### GIVEN PROBLEM:
Read the records below and copy each line that contains "houses".
----- ENTRIES SUPPLIED -----
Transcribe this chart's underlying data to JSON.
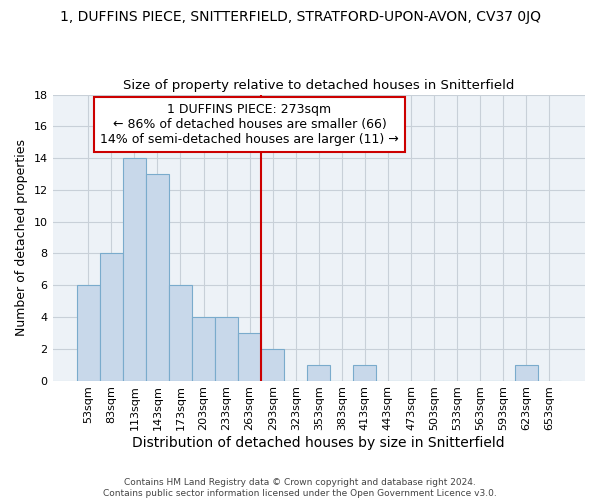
{
  "title": "1, DUFFINS PIECE, SNITTERFIELD, STRATFORD-UPON-AVON, CV37 0JQ",
  "subtitle": "Size of property relative to detached houses in Snitterfield",
  "xlabel": "Distribution of detached houses by size in Snitterfield",
  "ylabel": "Number of detached properties",
  "bin_labels": [
    "53sqm",
    "83sqm",
    "113sqm",
    "143sqm",
    "173sqm",
    "203sqm",
    "233sqm",
    "263sqm",
    "293sqm",
    "323sqm",
    "353sqm",
    "383sqm",
    "413sqm",
    "443sqm",
    "473sqm",
    "503sqm",
    "533sqm",
    "563sqm",
    "593sqm",
    "623sqm",
    "653sqm"
  ],
  "bar_heights": [
    6,
    8,
    14,
    13,
    6,
    4,
    4,
    3,
    2,
    0,
    1,
    0,
    1,
    0,
    0,
    0,
    0,
    0,
    0,
    1,
    0
  ],
  "bar_color": "#c8d8ea",
  "bar_edge_color": "#7aabcc",
  "annotation_text": "1 DUFFINS PIECE: 273sqm\n← 86% of detached houses are smaller (66)\n14% of semi-detached houses are larger (11) →",
  "annotation_box_color": "#ffffff",
  "annotation_box_edge_color": "#cc0000",
  "vline_x_bin": 7.5,
  "vline_color": "#cc0000",
  "ylim": [
    0,
    18
  ],
  "yticks": [
    0,
    2,
    4,
    6,
    8,
    10,
    12,
    14,
    16,
    18
  ],
  "grid_color": "#c8d0d8",
  "background_color": "#edf2f7",
  "footer_text": "Contains HM Land Registry data © Crown copyright and database right 2024.\nContains public sector information licensed under the Open Government Licence v3.0.",
  "title_fontsize": 10,
  "subtitle_fontsize": 9.5,
  "xlabel_fontsize": 10,
  "ylabel_fontsize": 9,
  "tick_fontsize": 8,
  "annotation_fontsize": 9,
  "footer_fontsize": 6.5
}
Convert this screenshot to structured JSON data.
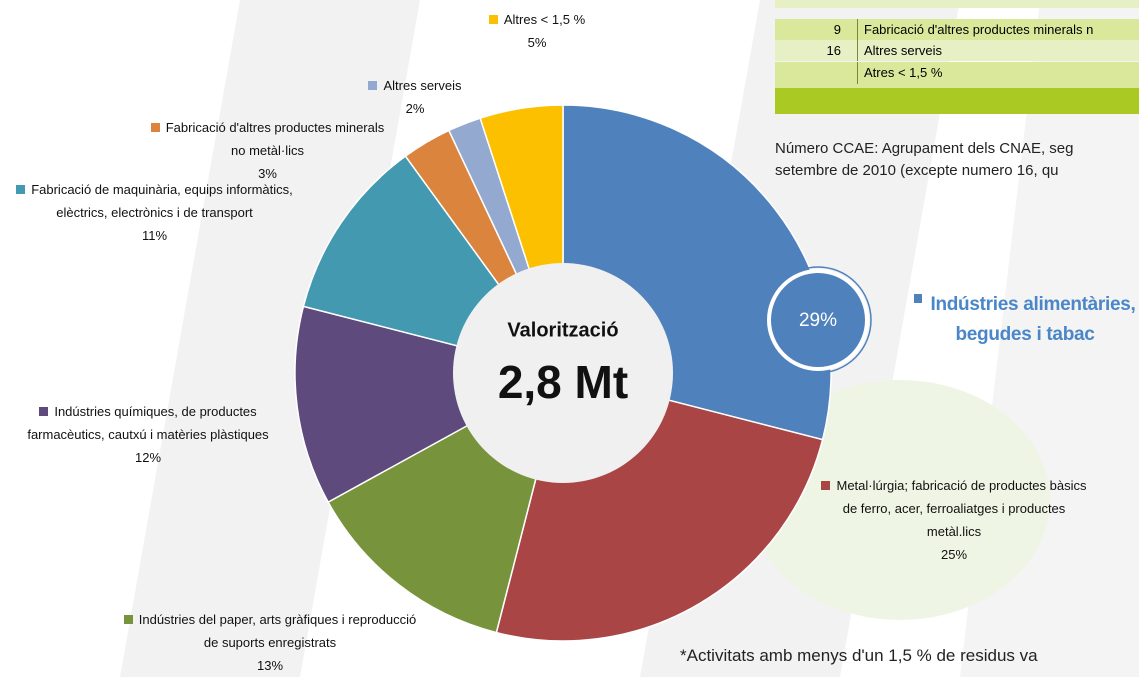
{
  "chart_data": {
    "type": "pie",
    "center_title": "Valorització",
    "center_value": "2,8 Mt",
    "categories": [
      "Indústries alimentàries, begudes i tabac",
      "Metal·lúrgia; fabricació de productes bàsics de ferro, acer, ferroaliatges i productes metàl.lics",
      "Indústries del paper, arts gràfiques i reproducció de suports enregistrats",
      "Indústries químiques, de productes farmacèutics, cautxú i matèries plàstiques",
      "Fabricació de maquinària, equips informàtics, elèctrics, electrònics i de transport",
      "Fabricació d'altres productes minerals no metàl·lics",
      "Altres serveis",
      "Altres < 1,5 %"
    ],
    "values": [
      29,
      25,
      13,
      12,
      11,
      3,
      2,
      5
    ],
    "value_labels": [
      "29%",
      "25%",
      "13%",
      "12%",
      "11%",
      "3%",
      "2%",
      "5%"
    ],
    "colors": [
      "#4f81bd",
      "#a94645",
      "#77933c",
      "#5e4a7c",
      "#4299b0",
      "#db843d",
      "#94a9d0",
      "#fdc000"
    ]
  },
  "table": {
    "rows": [
      {
        "number": "9",
        "text": "Fabricació d'altres productes minerals n"
      },
      {
        "number": "16",
        "text": "Altres serveis"
      },
      {
        "text": "Atres < 1,5 %"
      }
    ]
  },
  "note": [
    "Número CCAE: Agrupament dels CNAE, seg",
    "setembre de 2010 (excepte numero 16, qu"
  ],
  "footnote": "*Activitats amb menys d'un 1,5 % de residus va"
}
-----
### EXPECTED ANSWER:
  "subtitle": "Size of property relative to detached houses in Snitterfield",
  "xlabel": "Distribution of detached houses by size in Snitterfield",
  "annotation_text": "1 DUFFINS PIECE: 273sqm\n← 86% of detached houses are smaller (66)\n14% of semi-detached houses are larger (11) →",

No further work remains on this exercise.